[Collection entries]
◇ ◇ ◇ ◇

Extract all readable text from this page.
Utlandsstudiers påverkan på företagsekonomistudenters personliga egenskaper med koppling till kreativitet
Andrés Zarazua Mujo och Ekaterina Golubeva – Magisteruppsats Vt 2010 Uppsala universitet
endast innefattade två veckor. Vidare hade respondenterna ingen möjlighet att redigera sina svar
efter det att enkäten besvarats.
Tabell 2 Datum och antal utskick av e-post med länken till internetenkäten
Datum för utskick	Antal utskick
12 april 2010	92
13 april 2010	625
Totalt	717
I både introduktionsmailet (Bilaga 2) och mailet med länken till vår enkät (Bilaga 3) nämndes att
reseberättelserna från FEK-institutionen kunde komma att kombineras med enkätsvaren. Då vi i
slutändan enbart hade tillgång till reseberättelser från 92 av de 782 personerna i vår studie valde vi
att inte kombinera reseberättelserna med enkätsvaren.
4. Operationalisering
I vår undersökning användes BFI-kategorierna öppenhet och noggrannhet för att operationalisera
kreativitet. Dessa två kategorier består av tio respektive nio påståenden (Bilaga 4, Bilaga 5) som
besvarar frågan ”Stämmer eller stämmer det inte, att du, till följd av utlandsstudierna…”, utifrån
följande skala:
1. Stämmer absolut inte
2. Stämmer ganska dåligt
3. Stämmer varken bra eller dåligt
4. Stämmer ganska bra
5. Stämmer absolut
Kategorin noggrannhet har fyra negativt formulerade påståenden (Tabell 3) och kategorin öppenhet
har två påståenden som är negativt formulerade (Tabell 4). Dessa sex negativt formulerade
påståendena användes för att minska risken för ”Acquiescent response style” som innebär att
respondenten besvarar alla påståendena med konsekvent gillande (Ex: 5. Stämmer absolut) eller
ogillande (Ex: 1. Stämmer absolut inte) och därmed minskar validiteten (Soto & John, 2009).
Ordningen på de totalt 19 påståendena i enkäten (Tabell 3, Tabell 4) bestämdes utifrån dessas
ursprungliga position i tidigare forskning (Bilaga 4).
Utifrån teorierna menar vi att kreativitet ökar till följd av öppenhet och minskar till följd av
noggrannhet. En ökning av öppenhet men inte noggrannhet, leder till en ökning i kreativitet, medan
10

◇ ◇ ◇ ◇

Set down the listing above in full, please, exactly as it appears.

Extract all readable text from this page.
Utlandsstudiers påverkan på företagsekonomistudenters personliga egenskaper med koppling till kreativitet
Andrés Zarazua Mujo och Ekaterina Golubeva – Magisteruppsats Vt 2010 Uppsala universitet
endast innefattade två veckor. Vidare hade respondenterna ingen möjlighet att redigera sina svar
efter det att enkäten besvarats.
Tabell 2 Datum och antal utskick av e-post med länken till internetenkäten
Datum för utskick	Antal utskick
12 april 2010	92
13 april 2010	625
Totalt	717
I både introduktionsmailet (Bilaga 2) och mailet med länken till vår enkät (Bilaga 3) nämndes att
reseberättelserna från FEK-institutionen kunde komma att kombineras med enkätsvaren. Då vi i
slutändan enbart hade tillgång till reseberättelser från 92 av de 782 personerna i vår studie valde vi
att inte kombinera reseberättelserna med enkätsvaren.
4. Operationalisering
I vår undersökning användes BFI-kategorierna öppenhet och noggrannhet för att operationalisera
kreativitet. Dessa två kategorier består av tio respektive nio påståenden (Bilaga 4, Bilaga 5) som
besvarar frågan ”Stämmer eller stämmer det inte, att du, till följd av utlandsstudierna…”, utifrån
följande skala:
1. Stämmer absolut inte
2. Stämmer ganska dåligt
3. Stämmer varken bra eller dåligt
4. Stämmer ganska bra
5. Stämmer absolut
Kategorin noggrannhet har fyra negativt formulerade påståenden (Tabell 3) och kategorin öppenhet
har två påståenden som är negativt formulerade (Tabell 4). Dessa sex negativt formulerade
påståendena användes för att minska risken för ”Acquiescent response style” som innebär att
respondenten besvarar alla påståendena med konsekvent gillande (Ex: 5. Stämmer absolut) eller
ogillande (Ex: 1. Stämmer absolut inte) och därmed minskar validiteten (Soto & John, 2009).
Ordningen på de totalt 19 påståendena i enkäten (Tabell 3, Tabell 4) bestämdes utifrån dessas
ursprungliga position i tidigare forskning (Bilaga 4).
Utifrån teorierna menar vi att kreativitet ökar till följd av öppenhet och minskar till följd av
noggrannhet. En ökning av öppenhet men inte noggrannhet, leder till en ökning i kreativitet, medan
10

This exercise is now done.